> _TASK TO COMPLETE_
Write out all the entries word for word, but skip any images.
-- START OF THE RECORDS --
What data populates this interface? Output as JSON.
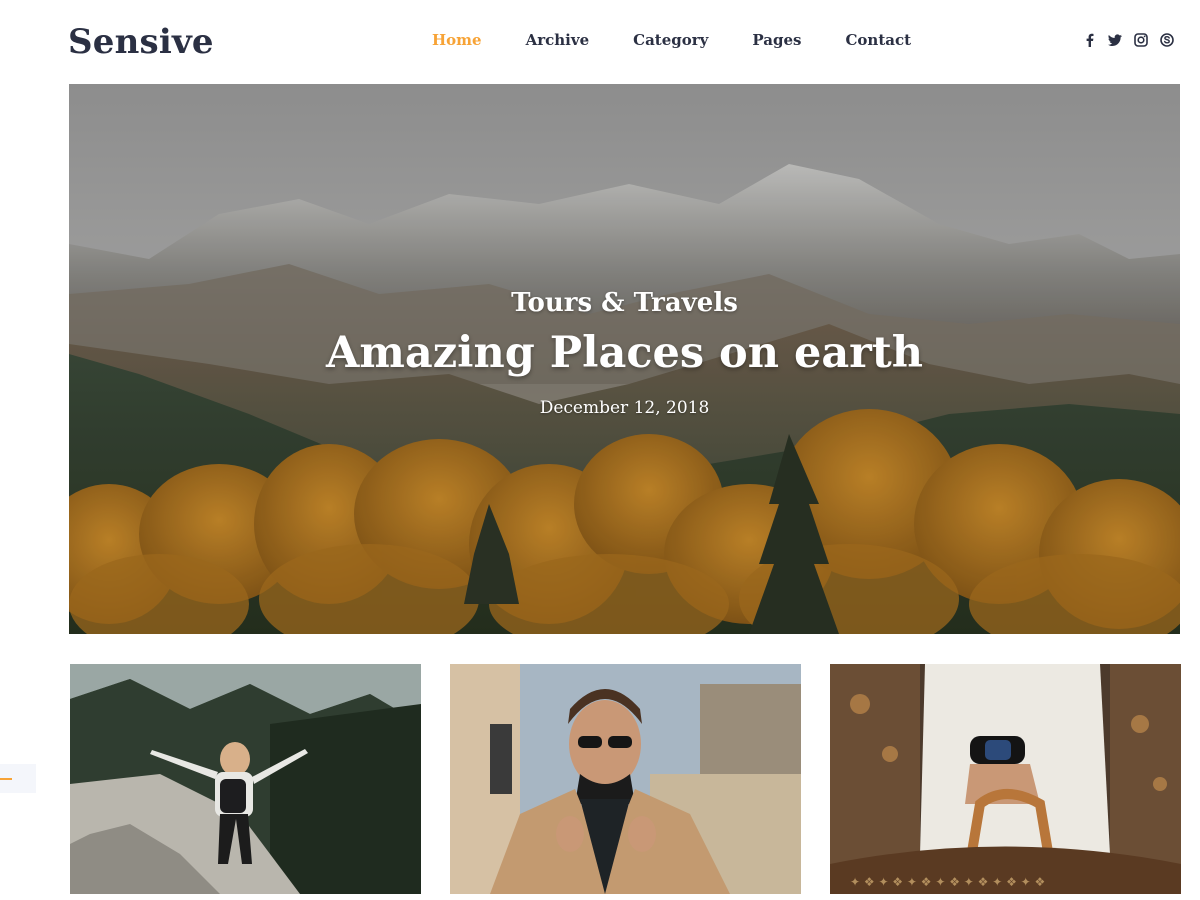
{
  "header": {
    "logo": "Sensive",
    "nav": [
      {
        "label": "Home",
        "active": true
      },
      {
        "label": "Archive",
        "active": false
      },
      {
        "label": "Category",
        "active": false
      },
      {
        "label": "Pages",
        "active": false
      },
      {
        "label": "Contact",
        "active": false
      }
    ],
    "social_icons": [
      "facebook-icon",
      "twitter-icon",
      "instagram-icon",
      "skype-icon"
    ]
  },
  "hero": {
    "category": "Tours & Travels",
    "title": "Amazing Places on earth",
    "date": "December 12, 2018"
  },
  "cards": [
    {
      "image": "hiker-on-mountain-trail"
    },
    {
      "image": "man-in-sunglasses-street"
    },
    {
      "image": "watch-and-handbag"
    }
  ],
  "colors": {
    "accent": "#f7a336",
    "heading": "#2b3043"
  }
}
-- END OF THE RECORDS --
> _RIGHT ANSWER_
What data populates this interface? Output as JSON.
{
  "header": {
    "logo": "Sensive",
    "nav": [
      {
        "label": "Home",
        "active": true
      },
      {
        "label": "Archive",
        "active": false
      },
      {
        "label": "Category",
        "active": false
      },
      {
        "label": "Pages",
        "active": false
      },
      {
        "label": "Contact",
        "active": false
      }
    ],
    "social_icons": [
      "facebook-icon",
      "twitter-icon",
      "instagram-icon",
      "skype-icon"
    ]
  },
  "hero": {
    "category": "Tours & Travels",
    "title": "Amazing Places on earth",
    "date": "December 12, 2018"
  },
  "cards": [
    {
      "image": "hiker-on-mountain-trail"
    },
    {
      "image": "man-in-sunglasses-street"
    },
    {
      "image": "watch-and-handbag"
    }
  ],
  "colors": {
    "accent": "#f7a336",
    "heading": "#2b3043"
  }
}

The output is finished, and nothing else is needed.